WHAT YOU NEED TO DO: Output every entry exactly as written, skipping any pictures.

---- INPUT RECORDS

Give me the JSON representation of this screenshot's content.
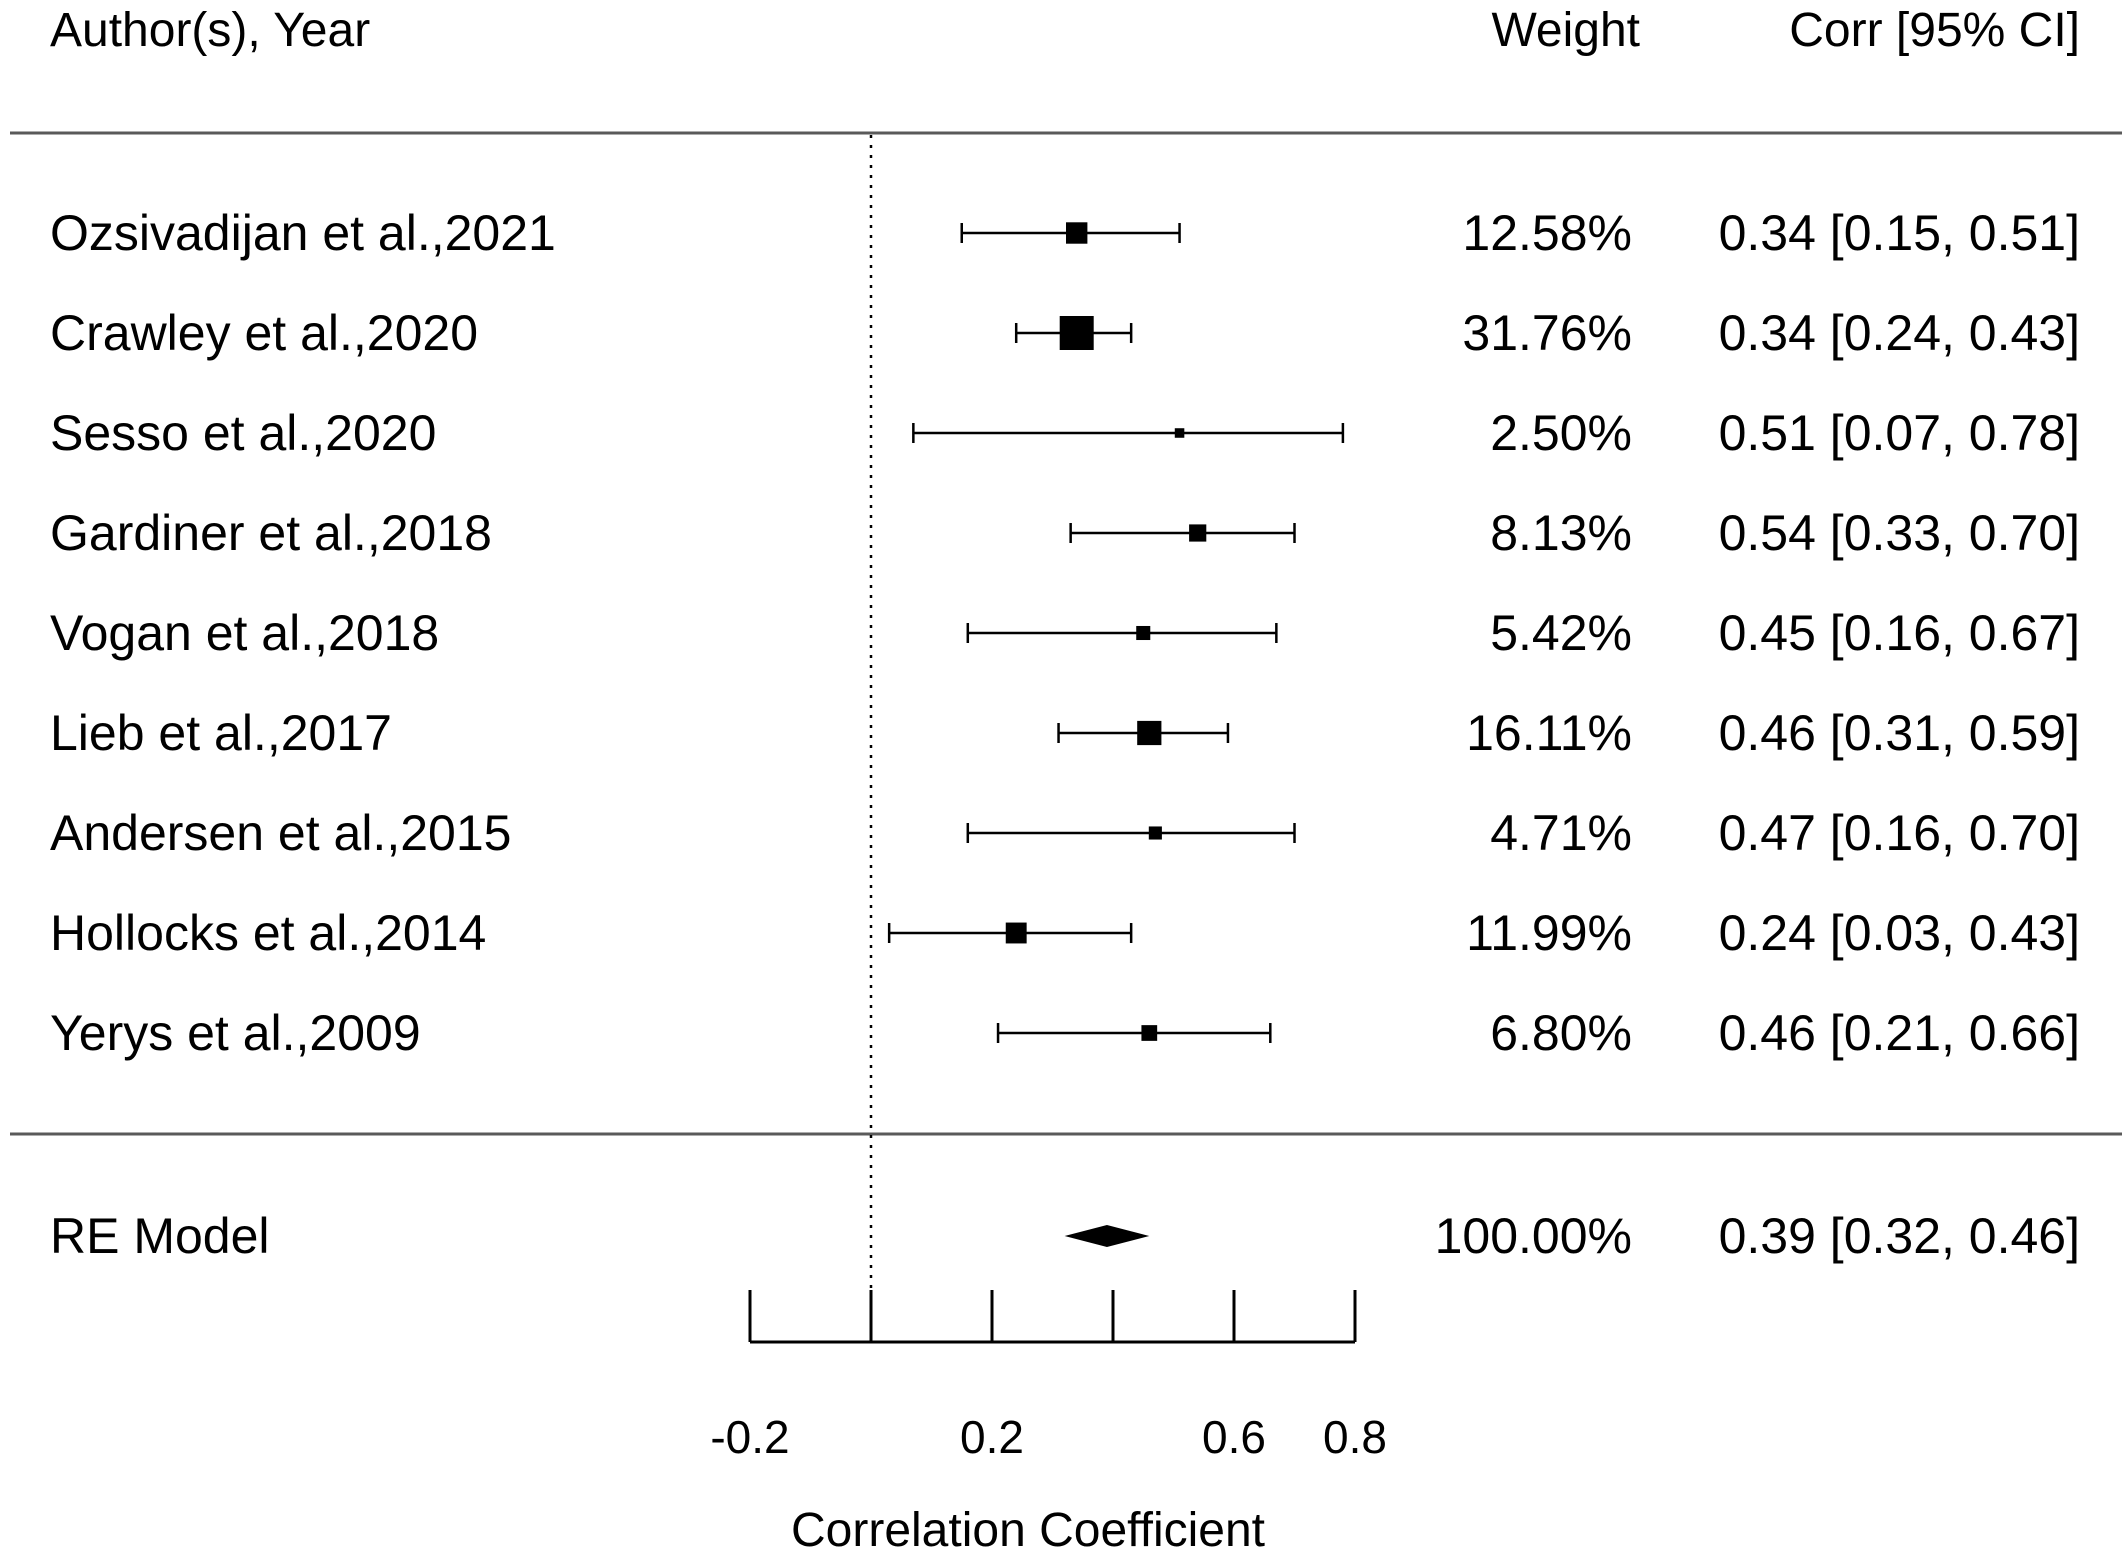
{
  "chart_data": {
    "type": "forest",
    "headers": {
      "study": "Author(s), Year",
      "weight": "Weight",
      "estimate": "Corr [95% CI]"
    },
    "xlabel": "Correlation Coefficient",
    "xlim": [
      -0.2,
      0.8
    ],
    "ticks": [
      -0.2,
      0,
      0.2,
      0.4,
      0.6,
      0.8
    ],
    "tick_labels": [
      "-0.2",
      "",
      "0.2",
      "",
      "0.6",
      "0.8"
    ],
    "reference_line": 0,
    "studies": [
      {
        "label": "Ozsivadijan et al.,2021",
        "est": 0.34,
        "lo": 0.15,
        "hi": 0.51,
        "weight": 12.58,
        "weight_text": "12.58%",
        "ci_text": "0.34 [0.15, 0.51]"
      },
      {
        "label": "Crawley et al.,2020",
        "est": 0.34,
        "lo": 0.24,
        "hi": 0.43,
        "weight": 31.76,
        "weight_text": "31.76%",
        "ci_text": "0.34 [0.24, 0.43]"
      },
      {
        "label": "Sesso et al.,2020",
        "est": 0.51,
        "lo": 0.07,
        "hi": 0.78,
        "weight": 2.5,
        "weight_text": "2.50%",
        "ci_text": "0.51 [0.07, 0.78]"
      },
      {
        "label": "Gardiner et al.,2018",
        "est": 0.54,
        "lo": 0.33,
        "hi": 0.7,
        "weight": 8.13,
        "weight_text": "8.13%",
        "ci_text": "0.54 [0.33, 0.70]"
      },
      {
        "label": "Vogan et al.,2018",
        "est": 0.45,
        "lo": 0.16,
        "hi": 0.67,
        "weight": 5.42,
        "weight_text": "5.42%",
        "ci_text": "0.45 [0.16, 0.67]"
      },
      {
        "label": "Lieb et al.,2017",
        "est": 0.46,
        "lo": 0.31,
        "hi": 0.59,
        "weight": 16.11,
        "weight_text": "16.11%",
        "ci_text": "0.46 [0.31, 0.59]"
      },
      {
        "label": "Andersen et al.,2015",
        "est": 0.47,
        "lo": 0.16,
        "hi": 0.7,
        "weight": 4.71,
        "weight_text": "4.71%",
        "ci_text": "0.47 [0.16, 0.70]"
      },
      {
        "label": "Hollocks et al.,2014",
        "est": 0.24,
        "lo": 0.03,
        "hi": 0.43,
        "weight": 11.99,
        "weight_text": "11.99%",
        "ci_text": "0.24 [0.03, 0.43]"
      },
      {
        "label": "Yerys et al.,2009",
        "est": 0.46,
        "lo": 0.21,
        "hi": 0.66,
        "weight": 6.8,
        "weight_text": "6.80%",
        "ci_text": "0.46 [0.21, 0.66]"
      }
    ],
    "summary": {
      "label": "RE Model",
      "est": 0.39,
      "lo": 0.32,
      "hi": 0.46,
      "weight": 100.0,
      "weight_text": "100.00%",
      "ci_text": "0.39 [0.32, 0.46]"
    }
  }
}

--------

CORRECT RESULT:
Give me the JSON representation of this screenshot's content.
{
  "chart_data": {
    "type": "forest",
    "headers": {
      "study": "Author(s), Year",
      "weight": "Weight",
      "estimate": "Corr [95% CI]"
    },
    "xlabel": "Correlation Coefficient",
    "xlim": [
      -0.2,
      0.8
    ],
    "ticks": [
      -0.2,
      0,
      0.2,
      0.4,
      0.6,
      0.8
    ],
    "tick_labels": [
      "-0.2",
      "",
      "0.2",
      "",
      "0.6",
      "0.8"
    ],
    "reference_line": 0,
    "studies": [
      {
        "label": "Ozsivadijan et al.,2021",
        "est": 0.34,
        "lo": 0.15,
        "hi": 0.51,
        "weight": 12.58,
        "weight_text": "12.58%",
        "ci_text": "0.34 [0.15, 0.51]"
      },
      {
        "label": "Crawley et al.,2020",
        "est": 0.34,
        "lo": 0.24,
        "hi": 0.43,
        "weight": 31.76,
        "weight_text": "31.76%",
        "ci_text": "0.34 [0.24, 0.43]"
      },
      {
        "label": "Sesso et al.,2020",
        "est": 0.51,
        "lo": 0.07,
        "hi": 0.78,
        "weight": 2.5,
        "weight_text": "2.50%",
        "ci_text": "0.51 [0.07, 0.78]"
      },
      {
        "label": "Gardiner et al.,2018",
        "est": 0.54,
        "lo": 0.33,
        "hi": 0.7,
        "weight": 8.13,
        "weight_text": "8.13%",
        "ci_text": "0.54 [0.33, 0.70]"
      },
      {
        "label": "Vogan et al.,2018",
        "est": 0.45,
        "lo": 0.16,
        "hi": 0.67,
        "weight": 5.42,
        "weight_text": "5.42%",
        "ci_text": "0.45 [0.16, 0.67]"
      },
      {
        "label": "Lieb et al.,2017",
        "est": 0.46,
        "lo": 0.31,
        "hi": 0.59,
        "weight": 16.11,
        "weight_text": "16.11%",
        "ci_text": "0.46 [0.31, 0.59]"
      },
      {
        "label": "Andersen et al.,2015",
        "est": 0.47,
        "lo": 0.16,
        "hi": 0.7,
        "weight": 4.71,
        "weight_text": "4.71%",
        "ci_text": "0.47 [0.16, 0.70]"
      },
      {
        "label": "Hollocks et al.,2014",
        "est": 0.24,
        "lo": 0.03,
        "hi": 0.43,
        "weight": 11.99,
        "weight_text": "11.99%",
        "ci_text": "0.24 [0.03, 0.43]"
      },
      {
        "label": "Yerys et al.,2009",
        "est": 0.46,
        "lo": 0.21,
        "hi": 0.66,
        "weight": 6.8,
        "weight_text": "6.80%",
        "ci_text": "0.46 [0.21, 0.66]"
      }
    ],
    "summary": {
      "label": "RE Model",
      "est": 0.39,
      "lo": 0.32,
      "hi": 0.46,
      "weight": 100.0,
      "weight_text": "100.00%",
      "ci_text": "0.39 [0.32, 0.46]"
    }
  }
}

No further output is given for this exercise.